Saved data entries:
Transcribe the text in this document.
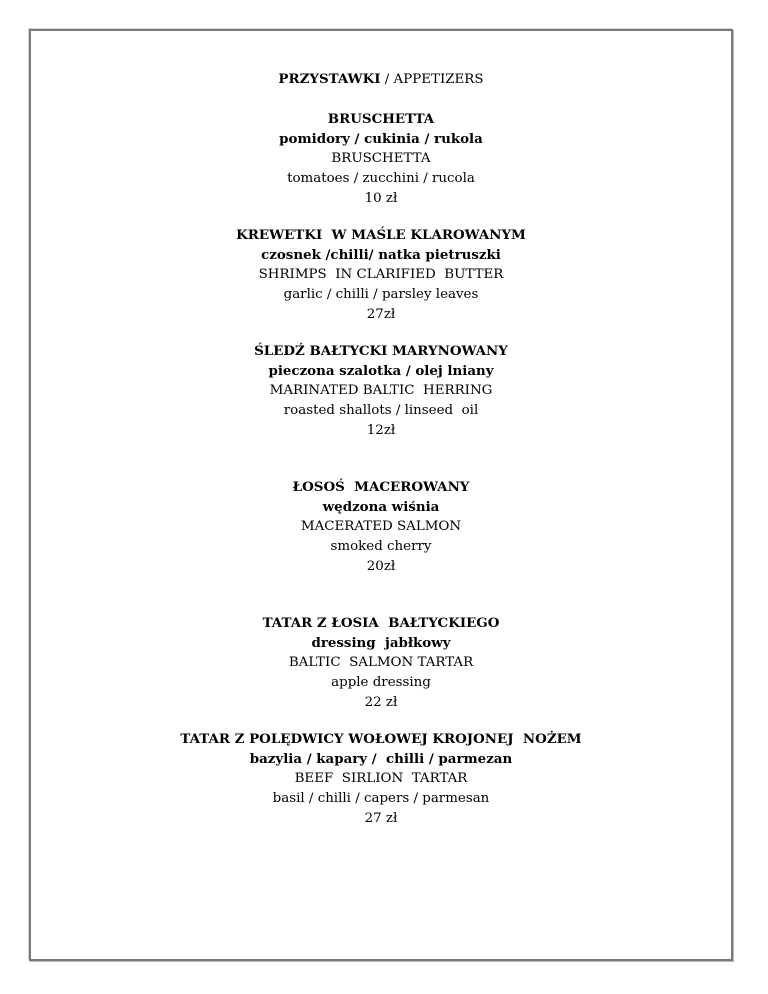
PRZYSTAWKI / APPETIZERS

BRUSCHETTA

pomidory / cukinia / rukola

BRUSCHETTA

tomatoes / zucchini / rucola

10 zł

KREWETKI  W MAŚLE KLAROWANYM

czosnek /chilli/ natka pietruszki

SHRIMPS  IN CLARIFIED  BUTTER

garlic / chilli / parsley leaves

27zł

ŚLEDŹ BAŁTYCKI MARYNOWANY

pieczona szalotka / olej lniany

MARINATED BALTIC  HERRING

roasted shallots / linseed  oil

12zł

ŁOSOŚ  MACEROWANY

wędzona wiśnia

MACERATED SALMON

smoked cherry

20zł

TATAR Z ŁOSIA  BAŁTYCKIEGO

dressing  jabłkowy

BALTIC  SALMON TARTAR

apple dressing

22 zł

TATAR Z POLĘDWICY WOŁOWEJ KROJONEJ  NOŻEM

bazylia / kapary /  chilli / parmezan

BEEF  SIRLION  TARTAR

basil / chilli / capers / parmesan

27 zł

- _Set problem_:
In your copy of the records, include no pictures; repeat everything else exactly.

- _Reply_:
Transcribe the text in this document.
PRZYSTAWKI / APPETIZERS

BRUSCHETTA

pomidory / cukinia / rukola

BRUSCHETTA

tomatoes / zucchini / rucola

10 zł

KREWETKI  W MAŚLE KLAROWANYM

czosnek /chilli/ natka pietruszki

SHRIMPS  IN CLARIFIED  BUTTER

garlic / chilli / parsley leaves

27zł

ŚLEDŹ BAŁTYCKI MARYNOWANY

pieczona szalotka / olej lniany

MARINATED BALTIC  HERRING

roasted shallots / linseed  oil

12zł

ŁOSOŚ  MACEROWANY

wędzona wiśnia

MACERATED SALMON

smoked cherry

20zł

TATAR Z ŁOSIA  BAŁTYCKIEGO

dressing  jabłkowy

BALTIC  SALMON TARTAR

apple dressing

22 zł

TATAR Z POLĘDWICY WOŁOWEJ KROJONEJ  NOŻEM

bazylia / kapary /  chilli / parmezan

BEEF  SIRLION  TARTAR

basil / chilli / capers / parmesan

27 zł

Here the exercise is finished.